Problem description: Give back the full material, exactly as it reads.

Source records:
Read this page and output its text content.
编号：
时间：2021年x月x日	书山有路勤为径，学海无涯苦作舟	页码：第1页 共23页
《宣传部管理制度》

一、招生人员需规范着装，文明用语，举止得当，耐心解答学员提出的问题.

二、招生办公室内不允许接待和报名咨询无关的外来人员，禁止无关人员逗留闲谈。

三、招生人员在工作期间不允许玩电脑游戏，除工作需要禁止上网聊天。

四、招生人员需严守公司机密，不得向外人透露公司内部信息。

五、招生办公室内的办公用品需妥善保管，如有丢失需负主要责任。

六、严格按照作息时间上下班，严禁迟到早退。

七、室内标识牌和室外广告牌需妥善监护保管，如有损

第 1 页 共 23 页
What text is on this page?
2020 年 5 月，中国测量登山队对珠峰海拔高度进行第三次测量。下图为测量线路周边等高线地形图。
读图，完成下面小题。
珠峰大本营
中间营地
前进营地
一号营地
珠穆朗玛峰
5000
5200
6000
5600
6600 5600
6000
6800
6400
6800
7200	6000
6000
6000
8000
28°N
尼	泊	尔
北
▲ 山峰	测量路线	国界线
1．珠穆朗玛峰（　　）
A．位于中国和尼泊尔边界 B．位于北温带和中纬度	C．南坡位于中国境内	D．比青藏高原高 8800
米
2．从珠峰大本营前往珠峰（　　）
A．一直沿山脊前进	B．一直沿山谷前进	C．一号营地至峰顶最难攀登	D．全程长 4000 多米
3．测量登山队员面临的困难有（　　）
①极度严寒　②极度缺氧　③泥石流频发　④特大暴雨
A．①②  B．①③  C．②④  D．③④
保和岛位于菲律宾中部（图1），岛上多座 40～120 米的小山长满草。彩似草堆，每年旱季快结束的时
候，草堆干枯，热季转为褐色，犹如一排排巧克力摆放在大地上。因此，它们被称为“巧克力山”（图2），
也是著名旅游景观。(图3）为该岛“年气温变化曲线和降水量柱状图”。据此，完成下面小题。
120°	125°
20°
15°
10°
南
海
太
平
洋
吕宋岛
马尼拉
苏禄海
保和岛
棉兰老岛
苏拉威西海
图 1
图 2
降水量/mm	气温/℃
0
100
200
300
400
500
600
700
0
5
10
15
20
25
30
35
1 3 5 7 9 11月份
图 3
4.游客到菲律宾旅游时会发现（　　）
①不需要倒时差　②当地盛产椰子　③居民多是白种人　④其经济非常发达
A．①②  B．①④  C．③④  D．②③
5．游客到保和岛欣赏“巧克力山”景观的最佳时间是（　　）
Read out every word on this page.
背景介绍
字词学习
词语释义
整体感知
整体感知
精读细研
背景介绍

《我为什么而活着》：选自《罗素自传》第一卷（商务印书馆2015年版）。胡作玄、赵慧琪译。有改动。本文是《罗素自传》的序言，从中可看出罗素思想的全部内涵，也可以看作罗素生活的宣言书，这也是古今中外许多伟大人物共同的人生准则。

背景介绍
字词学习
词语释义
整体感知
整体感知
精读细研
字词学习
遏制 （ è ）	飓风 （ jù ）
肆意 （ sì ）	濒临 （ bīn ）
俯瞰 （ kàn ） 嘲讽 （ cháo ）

Solution for this task:
Read this page and output its text content.
编号：
时间：2021年x月x日	书山有路勤为径，学海无涯苦作舟	页码：第1页 共23页
《宣传部管理制度》

一、招生人员需规范着装，文明用语，举止得当，耐心解答学员提出的问题.

二、招生办公室内不允许接待和报名咨询无关的外来人员，禁止无关人员逗留闲谈。

三、招生人员在工作期间不允许玩电脑游戏，除工作需要禁止上网聊天。

四、招生人员需严守公司机密，不得向外人透露公司内部信息。

五、招生办公室内的办公用品需妥善保管，如有丢失需负主要责任。

六、严格按照作息时间上下班，严禁迟到早退。

七、室内标识牌和室外广告牌需妥善监护保管，如有损

第 1 页 共 23 页
What text is on this page?
2020 年 5 月，中国测量登山队对珠峰海拔高度进行第三次测量。下图为测量线路周边等高线地形图。
读图，完成下面小题。
珠峰大本营
中间营地
前进营地
一号营地
珠穆朗玛峰
5000
5200
6000
5600
6600 5600
6000
6800
6400
6800
7200	6000
6000
6000
8000
28°N
尼	泊	尔
北
▲ 山峰	测量路线	国界线
1．珠穆朗玛峰（　　）
A．位于中国和尼泊尔边界 B．位于北温带和中纬度	C．南坡位于中国境内	D．比青藏高原高 8800
米
2．从珠峰大本营前往珠峰（　　）
A．一直沿山脊前进	B．一直沿山谷前进	C．一号营地至峰顶最难攀登	D．全程长 4000 多米
3．测量登山队员面临的困难有（　　）
①极度严寒　②极度缺氧　③泥石流频发　④特大暴雨
A．①②  B．①③  C．②④  D．③④
保和岛位于菲律宾中部（图1），岛上多座 40～120 米的小山长满草。彩似草堆，每年旱季快结束的时
候，草堆干枯，热季转为褐色，犹如一排排巧克力摆放在大地上。因此，它们被称为“巧克力山”（图2），
也是著名旅游景观。(图3）为该岛“年气温变化曲线和降水量柱状图”。据此，完成下面小题。
120°	125°
20°
15°
10°
南
海
太
平
洋
吕宋岛
马尼拉
苏禄海
保和岛
棉兰老岛
苏拉威西海
图 1
图 2
降水量/mm	气温/℃
0
100
200
300
400
500
600
700
0
5
10
15
20
25
30
35
1 3 5 7 9 11月份
图 3
4.游客到菲律宾旅游时会发现（　　）
①不需要倒时差　②当地盛产椰子　③居民多是白种人　④其经济非常发达
A．①②  B．①④  C．③④  D．②③
5．游客到保和岛欣赏“巧克力山”景观的最佳时间是（　　）
Read out every word on this page.
背景介绍
字词学习
词语释义
整体感知
整体感知
精读细研
背景介绍

《我为什么而活着》：选自《罗素自传》第一卷（商务印书馆2015年版）。胡作玄、赵慧琪译。有改动。本文是《罗素自传》的序言，从中可看出罗素思想的全部内涵，也可以看作罗素生活的宣言书，这也是古今中外许多伟大人物共同的人生准则。

背景介绍
字词学习
词语释义
整体感知
整体感知
精读细研
字词学习
遏制 （ è ）	飓风 （ jù ）
肆意 （ sì ）	濒临 （ bīn ）
俯瞰 （ kàn ） 嘲讽 （ cháo ）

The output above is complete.